- [What this task involves]:
Copy all of the material word for word, except for the pictures.
++++ Information provided ++++
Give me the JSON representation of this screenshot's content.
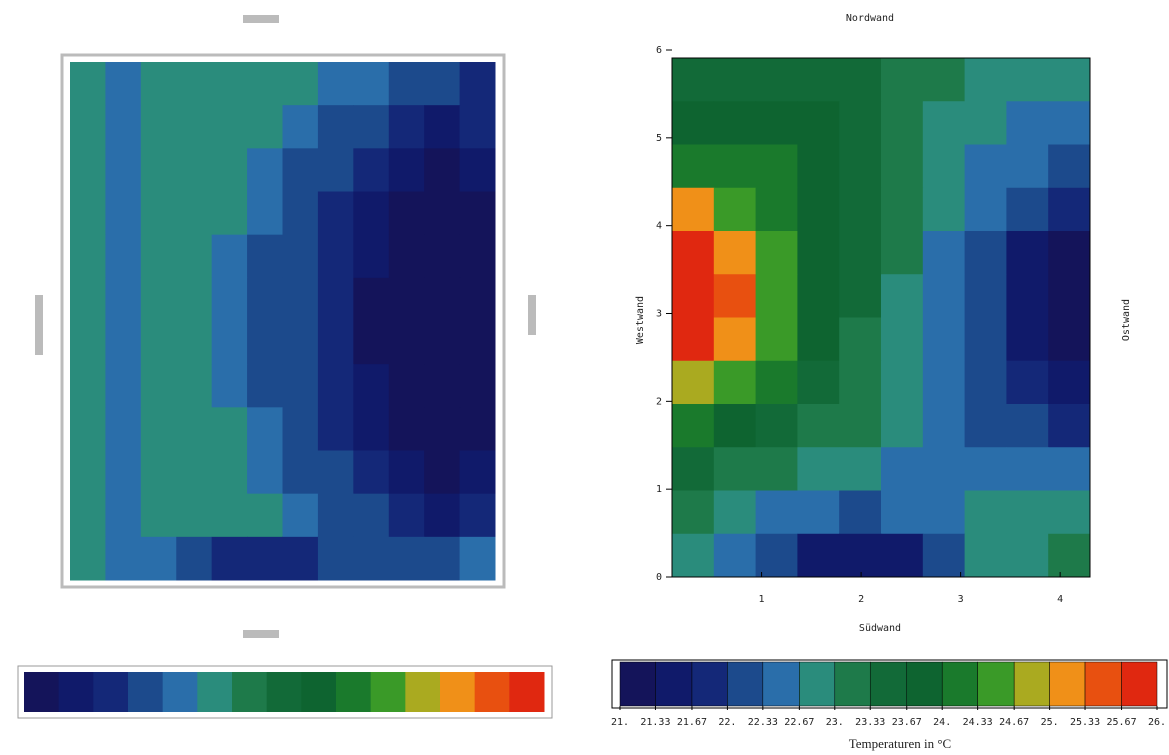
{
  "chart_data": [
    {
      "type": "heatmap",
      "z": [
        [
          22.7,
          22.6,
          22.7,
          22.7,
          22.7,
          22.7,
          22.7,
          22.6,
          22.4,
          22.2,
          22.0,
          21.9
        ],
        [
          22.8,
          22.5,
          22.7,
          22.7,
          22.7,
          22.7,
          22.5,
          22.3,
          22.1,
          21.8,
          21.6,
          21.7
        ],
        [
          22.8,
          22.5,
          22.8,
          22.7,
          22.7,
          22.6,
          22.3,
          22.1,
          21.8,
          21.5,
          21.3,
          21.4
        ],
        [
          22.8,
          22.5,
          22.8,
          22.7,
          22.7,
          22.4,
          22.2,
          21.9,
          21.6,
          21.3,
          21.1,
          21.2
        ],
        [
          22.8,
          22.5,
          22.8,
          22.7,
          22.6,
          22.3,
          22.1,
          21.8,
          21.4,
          21.2,
          21.0,
          21.1
        ],
        [
          22.8,
          22.5,
          22.8,
          22.7,
          22.6,
          22.3,
          22.0,
          21.7,
          21.3,
          21.1,
          21.0,
          21.1
        ],
        [
          22.8,
          22.5,
          22.8,
          22.7,
          22.6,
          22.3,
          22.0,
          21.7,
          21.3,
          21.1,
          21.0,
          21.1
        ],
        [
          22.8,
          22.5,
          22.8,
          22.7,
          22.6,
          22.3,
          22.1,
          21.8,
          21.4,
          21.2,
          21.0,
          21.1
        ],
        [
          22.8,
          22.5,
          22.8,
          22.7,
          22.7,
          22.4,
          22.2,
          21.9,
          21.6,
          21.3,
          21.1,
          21.2
        ],
        [
          22.8,
          22.5,
          22.8,
          22.7,
          22.7,
          22.6,
          22.3,
          22.1,
          21.8,
          21.5,
          21.3,
          21.4
        ],
        [
          22.8,
          22.5,
          22.7,
          22.7,
          22.7,
          22.7,
          22.5,
          22.3,
          22.1,
          21.8,
          21.6,
          21.7
        ],
        [
          22.7,
          22.5,
          22.4,
          22.1,
          21.9,
          21.8,
          21.9,
          22.0,
          22.2,
          22.3,
          22.3,
          22.4
        ]
      ]
    },
    {
      "type": "contour",
      "title": "Nordwand",
      "xlabel": "Südwand",
      "ylabel": "Westwand",
      "right_label": "Ostwand",
      "xlim": [
        0.1,
        4.3
      ],
      "xticks": [
        1,
        2,
        3,
        4
      ],
      "ylim": [
        0,
        6
      ],
      "yticks": [
        0,
        1,
        2,
        3,
        4,
        5,
        6
      ],
      "z": [
        [
          23.5,
          23.6,
          23.6,
          23.5,
          23.4,
          23.3,
          23.0,
          22.8,
          22.7,
          22.7
        ],
        [
          23.7,
          23.8,
          23.8,
          23.7,
          23.5,
          23.2,
          22.9,
          22.7,
          22.6,
          22.5
        ],
        [
          24.0,
          24.1,
          24.0,
          23.8,
          23.5,
          23.1,
          22.8,
          22.6,
          22.4,
          22.2
        ],
        [
          25.0,
          24.6,
          24.2,
          23.8,
          23.4,
          23.0,
          22.7,
          22.4,
          22.0,
          21.7
        ],
        [
          26.2,
          25.3,
          24.5,
          23.9,
          23.4,
          23.0,
          22.6,
          22.2,
          21.6,
          21.3
        ],
        [
          26.5,
          25.5,
          24.6,
          23.9,
          23.4,
          22.9,
          22.5,
          22.1,
          21.5,
          21.2
        ],
        [
          26.3,
          25.3,
          24.5,
          23.8,
          23.3,
          22.9,
          22.5,
          22.1,
          21.5,
          21.2
        ],
        [
          24.8,
          24.4,
          24.0,
          23.6,
          23.2,
          22.8,
          22.5,
          22.2,
          21.7,
          21.4
        ],
        [
          24.0,
          23.8,
          23.6,
          23.3,
          23.0,
          22.7,
          22.5,
          22.3,
          22.0,
          21.8
        ],
        [
          23.4,
          23.3,
          23.1,
          22.9,
          22.7,
          22.6,
          22.5,
          22.4,
          22.4,
          22.5
        ],
        [
          23.0,
          22.9,
          22.6,
          22.4,
          22.3,
          22.4,
          22.6,
          22.8,
          22.8,
          22.9
        ],
        [
          22.8,
          22.6,
          22.0,
          21.5,
          21.4,
          21.6,
          22.3,
          22.7,
          22.9,
          23.0
        ]
      ],
      "colorbar": {
        "label": "Temperaturen in °C",
        "ticks": [
          {
            "value": 21,
            "label": "21."
          },
          21.33,
          21.67,
          {
            "value": 22,
            "label": "22."
          },
          22.33,
          22.67,
          {
            "value": 23,
            "label": "23."
          },
          23.33,
          23.67,
          {
            "value": 24,
            "label": "24."
          },
          24.33,
          24.67,
          {
            "value": 25,
            "label": "25."
          },
          25.33,
          25.67,
          {
            "value": 26,
            "label": "26."
          }
        ],
        "colors": [
          "#14145a",
          "#101a6a",
          "#142878",
          "#1c4a8c",
          "#2a6eaa",
          "#2a8c7c",
          "#1e7a4a",
          "#126a38",
          "#0e6430",
          "#1a7a2c",
          "#3a9a28",
          "#aaaa20",
          "#f09018",
          "#e85010",
          "#e02810"
        ]
      }
    }
  ]
}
++++
- [Completed exercise]:
Give me the JSON representation of this screenshot's content.
{
  "chart_data": [
    {
      "type": "heatmap",
      "z": [
        [
          22.7,
          22.6,
          22.7,
          22.7,
          22.7,
          22.7,
          22.7,
          22.6,
          22.4,
          22.2,
          22.0,
          21.9
        ],
        [
          22.8,
          22.5,
          22.7,
          22.7,
          22.7,
          22.7,
          22.5,
          22.3,
          22.1,
          21.8,
          21.6,
          21.7
        ],
        [
          22.8,
          22.5,
          22.8,
          22.7,
          22.7,
          22.6,
          22.3,
          22.1,
          21.8,
          21.5,
          21.3,
          21.4
        ],
        [
          22.8,
          22.5,
          22.8,
          22.7,
          22.7,
          22.4,
          22.2,
          21.9,
          21.6,
          21.3,
          21.1,
          21.2
        ],
        [
          22.8,
          22.5,
          22.8,
          22.7,
          22.6,
          22.3,
          22.1,
          21.8,
          21.4,
          21.2,
          21.0,
          21.1
        ],
        [
          22.8,
          22.5,
          22.8,
          22.7,
          22.6,
          22.3,
          22.0,
          21.7,
          21.3,
          21.1,
          21.0,
          21.1
        ],
        [
          22.8,
          22.5,
          22.8,
          22.7,
          22.6,
          22.3,
          22.0,
          21.7,
          21.3,
          21.1,
          21.0,
          21.1
        ],
        [
          22.8,
          22.5,
          22.8,
          22.7,
          22.6,
          22.3,
          22.1,
          21.8,
          21.4,
          21.2,
          21.0,
          21.1
        ],
        [
          22.8,
          22.5,
          22.8,
          22.7,
          22.7,
          22.4,
          22.2,
          21.9,
          21.6,
          21.3,
          21.1,
          21.2
        ],
        [
          22.8,
          22.5,
          22.8,
          22.7,
          22.7,
          22.6,
          22.3,
          22.1,
          21.8,
          21.5,
          21.3,
          21.4
        ],
        [
          22.8,
          22.5,
          22.7,
          22.7,
          22.7,
          22.7,
          22.5,
          22.3,
          22.1,
          21.8,
          21.6,
          21.7
        ],
        [
          22.7,
          22.5,
          22.4,
          22.1,
          21.9,
          21.8,
          21.9,
          22.0,
          22.2,
          22.3,
          22.3,
          22.4
        ]
      ]
    },
    {
      "type": "contour",
      "title": "Nordwand",
      "xlabel": "Südwand",
      "ylabel": "Westwand",
      "right_label": "Ostwand",
      "xlim": [
        0.1,
        4.3
      ],
      "xticks": [
        1,
        2,
        3,
        4
      ],
      "ylim": [
        0,
        6
      ],
      "yticks": [
        0,
        1,
        2,
        3,
        4,
        5,
        6
      ],
      "z": [
        [
          23.5,
          23.6,
          23.6,
          23.5,
          23.4,
          23.3,
          23.0,
          22.8,
          22.7,
          22.7
        ],
        [
          23.7,
          23.8,
          23.8,
          23.7,
          23.5,
          23.2,
          22.9,
          22.7,
          22.6,
          22.5
        ],
        [
          24.0,
          24.1,
          24.0,
          23.8,
          23.5,
          23.1,
          22.8,
          22.6,
          22.4,
          22.2
        ],
        [
          25.0,
          24.6,
          24.2,
          23.8,
          23.4,
          23.0,
          22.7,
          22.4,
          22.0,
          21.7
        ],
        [
          26.2,
          25.3,
          24.5,
          23.9,
          23.4,
          23.0,
          22.6,
          22.2,
          21.6,
          21.3
        ],
        [
          26.5,
          25.5,
          24.6,
          23.9,
          23.4,
          22.9,
          22.5,
          22.1,
          21.5,
          21.2
        ],
        [
          26.3,
          25.3,
          24.5,
          23.8,
          23.3,
          22.9,
          22.5,
          22.1,
          21.5,
          21.2
        ],
        [
          24.8,
          24.4,
          24.0,
          23.6,
          23.2,
          22.8,
          22.5,
          22.2,
          21.7,
          21.4
        ],
        [
          24.0,
          23.8,
          23.6,
          23.3,
          23.0,
          22.7,
          22.5,
          22.3,
          22.0,
          21.8
        ],
        [
          23.4,
          23.3,
          23.1,
          22.9,
          22.7,
          22.6,
          22.5,
          22.4,
          22.4,
          22.5
        ],
        [
          23.0,
          22.9,
          22.6,
          22.4,
          22.3,
          22.4,
          22.6,
          22.8,
          22.8,
          22.9
        ],
        [
          22.8,
          22.6,
          22.0,
          21.5,
          21.4,
          21.6,
          22.3,
          22.7,
          22.9,
          23.0
        ]
      ],
      "colorbar": {
        "label": "Temperaturen in °C",
        "ticks": [
          {
            "value": 21,
            "label": "21."
          },
          21.33,
          21.67,
          {
            "value": 22,
            "label": "22."
          },
          22.33,
          22.67,
          {
            "value": 23,
            "label": "23."
          },
          23.33,
          23.67,
          {
            "value": 24,
            "label": "24."
          },
          24.33,
          24.67,
          {
            "value": 25,
            "label": "25."
          },
          25.33,
          25.67,
          {
            "value": 26,
            "label": "26."
          }
        ],
        "colors": [
          "#14145a",
          "#101a6a",
          "#142878",
          "#1c4a8c",
          "#2a6eaa",
          "#2a8c7c",
          "#1e7a4a",
          "#126a38",
          "#0e6430",
          "#1a7a2c",
          "#3a9a28",
          "#aaaa20",
          "#f09018",
          "#e85010",
          "#e02810"
        ]
      }
    }
  ]
}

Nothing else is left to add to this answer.